### EXERCISE DETAILS
Starting with the entry that contains "most 100 elements." and going on through the entry that contains "bar bbox=[1041, 796, 1066, 798]", rewrite those entries with "x-tick-label" replaced by "x-axis-label" and everything else unchanged.
------------------------------------
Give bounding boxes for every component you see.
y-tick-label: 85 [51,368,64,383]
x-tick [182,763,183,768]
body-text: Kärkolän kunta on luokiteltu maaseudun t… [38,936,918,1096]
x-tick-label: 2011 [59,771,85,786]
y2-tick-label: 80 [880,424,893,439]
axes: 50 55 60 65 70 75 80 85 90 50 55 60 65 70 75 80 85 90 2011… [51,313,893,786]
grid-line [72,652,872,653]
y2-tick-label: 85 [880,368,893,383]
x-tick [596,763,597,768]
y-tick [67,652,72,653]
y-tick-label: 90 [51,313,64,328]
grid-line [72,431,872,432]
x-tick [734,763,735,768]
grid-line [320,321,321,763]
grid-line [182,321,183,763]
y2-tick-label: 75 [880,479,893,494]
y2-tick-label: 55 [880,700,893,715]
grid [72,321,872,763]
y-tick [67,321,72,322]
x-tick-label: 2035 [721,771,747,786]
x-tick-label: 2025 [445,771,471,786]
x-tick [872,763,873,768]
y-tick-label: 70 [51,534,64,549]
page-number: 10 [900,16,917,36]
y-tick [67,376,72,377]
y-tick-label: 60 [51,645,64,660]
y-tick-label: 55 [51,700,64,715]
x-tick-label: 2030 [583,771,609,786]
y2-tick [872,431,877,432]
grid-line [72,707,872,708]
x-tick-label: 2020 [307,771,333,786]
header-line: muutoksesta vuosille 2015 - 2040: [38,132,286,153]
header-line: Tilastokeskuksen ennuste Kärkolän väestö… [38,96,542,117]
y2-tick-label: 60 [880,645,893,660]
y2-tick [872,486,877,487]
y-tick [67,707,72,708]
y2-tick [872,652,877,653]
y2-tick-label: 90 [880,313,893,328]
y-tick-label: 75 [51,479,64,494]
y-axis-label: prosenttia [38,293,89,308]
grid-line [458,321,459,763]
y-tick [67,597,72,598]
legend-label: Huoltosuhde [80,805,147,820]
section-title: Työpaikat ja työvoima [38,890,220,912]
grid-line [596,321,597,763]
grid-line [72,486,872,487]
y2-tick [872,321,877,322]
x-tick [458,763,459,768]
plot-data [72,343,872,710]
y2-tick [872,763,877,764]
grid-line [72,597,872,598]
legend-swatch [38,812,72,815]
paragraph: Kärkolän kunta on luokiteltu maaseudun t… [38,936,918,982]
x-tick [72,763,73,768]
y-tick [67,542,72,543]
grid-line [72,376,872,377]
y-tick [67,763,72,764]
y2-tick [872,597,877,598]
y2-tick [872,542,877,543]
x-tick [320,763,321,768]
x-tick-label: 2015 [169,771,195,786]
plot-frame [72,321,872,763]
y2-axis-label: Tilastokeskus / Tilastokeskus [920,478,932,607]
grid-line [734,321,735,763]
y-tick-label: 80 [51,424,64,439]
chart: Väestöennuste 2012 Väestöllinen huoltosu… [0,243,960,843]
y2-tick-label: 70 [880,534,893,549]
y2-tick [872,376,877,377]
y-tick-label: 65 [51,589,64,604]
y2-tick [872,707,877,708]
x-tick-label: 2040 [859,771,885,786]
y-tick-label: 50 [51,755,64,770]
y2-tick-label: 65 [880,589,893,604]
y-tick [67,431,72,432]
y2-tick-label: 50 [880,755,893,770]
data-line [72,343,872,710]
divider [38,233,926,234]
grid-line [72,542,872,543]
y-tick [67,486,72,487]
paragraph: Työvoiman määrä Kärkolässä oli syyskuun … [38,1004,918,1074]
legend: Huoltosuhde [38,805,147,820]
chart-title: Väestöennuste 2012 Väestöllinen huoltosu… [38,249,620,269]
------------------------------------
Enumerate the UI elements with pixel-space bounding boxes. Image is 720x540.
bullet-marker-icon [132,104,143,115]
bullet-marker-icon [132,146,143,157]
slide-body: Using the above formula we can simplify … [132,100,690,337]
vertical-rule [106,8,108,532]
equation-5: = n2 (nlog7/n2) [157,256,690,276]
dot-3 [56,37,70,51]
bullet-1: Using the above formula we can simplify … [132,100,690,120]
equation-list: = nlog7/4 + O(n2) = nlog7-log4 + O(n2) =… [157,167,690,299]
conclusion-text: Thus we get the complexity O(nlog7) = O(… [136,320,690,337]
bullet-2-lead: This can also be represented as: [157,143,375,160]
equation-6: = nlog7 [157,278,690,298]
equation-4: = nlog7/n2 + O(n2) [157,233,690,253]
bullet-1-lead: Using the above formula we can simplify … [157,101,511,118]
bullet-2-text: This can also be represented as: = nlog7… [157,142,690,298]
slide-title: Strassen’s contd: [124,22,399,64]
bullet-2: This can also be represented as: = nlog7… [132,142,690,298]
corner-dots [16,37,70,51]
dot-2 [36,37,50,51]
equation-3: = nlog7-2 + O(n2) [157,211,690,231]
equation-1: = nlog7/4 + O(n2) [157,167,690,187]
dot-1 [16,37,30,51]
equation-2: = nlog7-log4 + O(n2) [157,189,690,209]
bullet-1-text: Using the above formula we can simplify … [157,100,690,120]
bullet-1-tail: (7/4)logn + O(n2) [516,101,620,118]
------------------------------------
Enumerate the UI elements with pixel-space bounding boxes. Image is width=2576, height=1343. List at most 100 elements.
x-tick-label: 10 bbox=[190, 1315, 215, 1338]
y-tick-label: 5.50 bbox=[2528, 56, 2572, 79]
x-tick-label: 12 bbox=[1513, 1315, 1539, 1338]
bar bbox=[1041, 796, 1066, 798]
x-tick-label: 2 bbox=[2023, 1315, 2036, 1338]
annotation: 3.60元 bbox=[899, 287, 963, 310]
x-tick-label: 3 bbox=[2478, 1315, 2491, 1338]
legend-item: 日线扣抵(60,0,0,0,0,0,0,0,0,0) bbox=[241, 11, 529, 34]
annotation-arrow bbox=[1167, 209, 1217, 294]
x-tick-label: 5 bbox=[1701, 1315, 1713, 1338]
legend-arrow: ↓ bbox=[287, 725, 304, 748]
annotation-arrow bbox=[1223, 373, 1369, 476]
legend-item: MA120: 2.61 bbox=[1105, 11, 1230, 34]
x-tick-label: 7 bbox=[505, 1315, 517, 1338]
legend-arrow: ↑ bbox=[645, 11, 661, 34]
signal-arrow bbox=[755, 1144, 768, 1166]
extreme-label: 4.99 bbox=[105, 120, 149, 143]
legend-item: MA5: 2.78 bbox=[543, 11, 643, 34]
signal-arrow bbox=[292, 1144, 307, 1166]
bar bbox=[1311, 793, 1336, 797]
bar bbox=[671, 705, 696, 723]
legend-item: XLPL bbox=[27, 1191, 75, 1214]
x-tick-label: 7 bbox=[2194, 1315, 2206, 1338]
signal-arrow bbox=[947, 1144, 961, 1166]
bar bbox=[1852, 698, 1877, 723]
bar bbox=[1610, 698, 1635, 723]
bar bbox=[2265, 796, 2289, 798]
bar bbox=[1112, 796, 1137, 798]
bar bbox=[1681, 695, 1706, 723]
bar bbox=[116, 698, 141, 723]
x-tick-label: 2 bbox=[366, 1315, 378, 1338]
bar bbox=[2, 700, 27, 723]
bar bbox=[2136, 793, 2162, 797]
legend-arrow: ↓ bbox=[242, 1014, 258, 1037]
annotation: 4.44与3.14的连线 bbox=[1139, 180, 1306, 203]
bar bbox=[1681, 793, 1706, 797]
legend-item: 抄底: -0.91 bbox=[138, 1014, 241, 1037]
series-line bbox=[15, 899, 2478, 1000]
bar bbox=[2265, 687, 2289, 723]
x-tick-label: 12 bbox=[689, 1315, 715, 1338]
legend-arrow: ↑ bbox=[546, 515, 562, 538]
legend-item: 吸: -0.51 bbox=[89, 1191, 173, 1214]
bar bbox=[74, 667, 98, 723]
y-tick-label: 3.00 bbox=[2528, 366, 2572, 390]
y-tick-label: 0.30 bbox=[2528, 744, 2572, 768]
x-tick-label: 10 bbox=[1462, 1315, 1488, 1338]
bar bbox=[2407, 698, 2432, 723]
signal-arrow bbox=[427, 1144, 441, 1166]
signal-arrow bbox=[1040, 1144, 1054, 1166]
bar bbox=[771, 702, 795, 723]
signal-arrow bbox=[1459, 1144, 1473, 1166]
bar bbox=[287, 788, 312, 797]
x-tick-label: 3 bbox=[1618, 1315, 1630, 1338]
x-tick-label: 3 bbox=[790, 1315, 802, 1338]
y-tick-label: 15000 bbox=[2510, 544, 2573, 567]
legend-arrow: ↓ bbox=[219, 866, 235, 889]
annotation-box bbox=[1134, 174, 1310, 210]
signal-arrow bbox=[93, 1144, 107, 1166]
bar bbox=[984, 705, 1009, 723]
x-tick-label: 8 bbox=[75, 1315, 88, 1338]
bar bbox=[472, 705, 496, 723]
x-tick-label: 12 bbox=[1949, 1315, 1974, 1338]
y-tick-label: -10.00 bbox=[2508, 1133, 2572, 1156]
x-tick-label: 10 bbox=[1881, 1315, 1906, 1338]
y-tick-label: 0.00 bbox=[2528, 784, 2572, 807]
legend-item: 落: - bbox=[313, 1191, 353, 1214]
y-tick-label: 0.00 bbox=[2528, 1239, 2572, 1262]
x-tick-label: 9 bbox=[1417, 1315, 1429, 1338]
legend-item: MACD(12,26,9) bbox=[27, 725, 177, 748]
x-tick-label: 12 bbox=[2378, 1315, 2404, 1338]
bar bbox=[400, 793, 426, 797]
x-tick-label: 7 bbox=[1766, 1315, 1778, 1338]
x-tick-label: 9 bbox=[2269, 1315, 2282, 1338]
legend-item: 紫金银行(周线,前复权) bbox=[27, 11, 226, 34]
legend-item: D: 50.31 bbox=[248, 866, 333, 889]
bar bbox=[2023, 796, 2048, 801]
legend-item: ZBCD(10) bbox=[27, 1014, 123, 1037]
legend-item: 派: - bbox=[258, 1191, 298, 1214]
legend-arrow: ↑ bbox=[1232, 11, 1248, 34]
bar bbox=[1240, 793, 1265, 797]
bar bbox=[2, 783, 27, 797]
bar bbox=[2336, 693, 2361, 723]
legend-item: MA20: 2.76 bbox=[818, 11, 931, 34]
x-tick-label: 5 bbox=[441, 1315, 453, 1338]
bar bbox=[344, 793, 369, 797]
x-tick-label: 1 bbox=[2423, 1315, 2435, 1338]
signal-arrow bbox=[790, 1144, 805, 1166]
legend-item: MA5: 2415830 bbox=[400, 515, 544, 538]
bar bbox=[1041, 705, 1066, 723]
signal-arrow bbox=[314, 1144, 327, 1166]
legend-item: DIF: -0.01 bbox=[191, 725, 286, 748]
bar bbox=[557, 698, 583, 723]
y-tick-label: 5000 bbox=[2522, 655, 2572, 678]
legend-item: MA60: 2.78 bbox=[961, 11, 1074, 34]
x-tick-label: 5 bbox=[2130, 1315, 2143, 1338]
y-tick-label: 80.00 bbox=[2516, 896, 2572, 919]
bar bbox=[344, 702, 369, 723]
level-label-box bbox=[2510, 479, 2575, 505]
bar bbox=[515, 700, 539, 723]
------------------------------------
### COMPLETED TASK
Enumerate the UI elements with pixel-space bounding boxes. Image is width=2576, height=1343. List at most 100 elements.
x-axis-label: 10 bbox=[190, 1315, 215, 1338]
y-tick-label: 5.50 bbox=[2528, 56, 2572, 79]
x-axis-label: 12 bbox=[1513, 1315, 1539, 1338]
bar bbox=[1041, 796, 1066, 798]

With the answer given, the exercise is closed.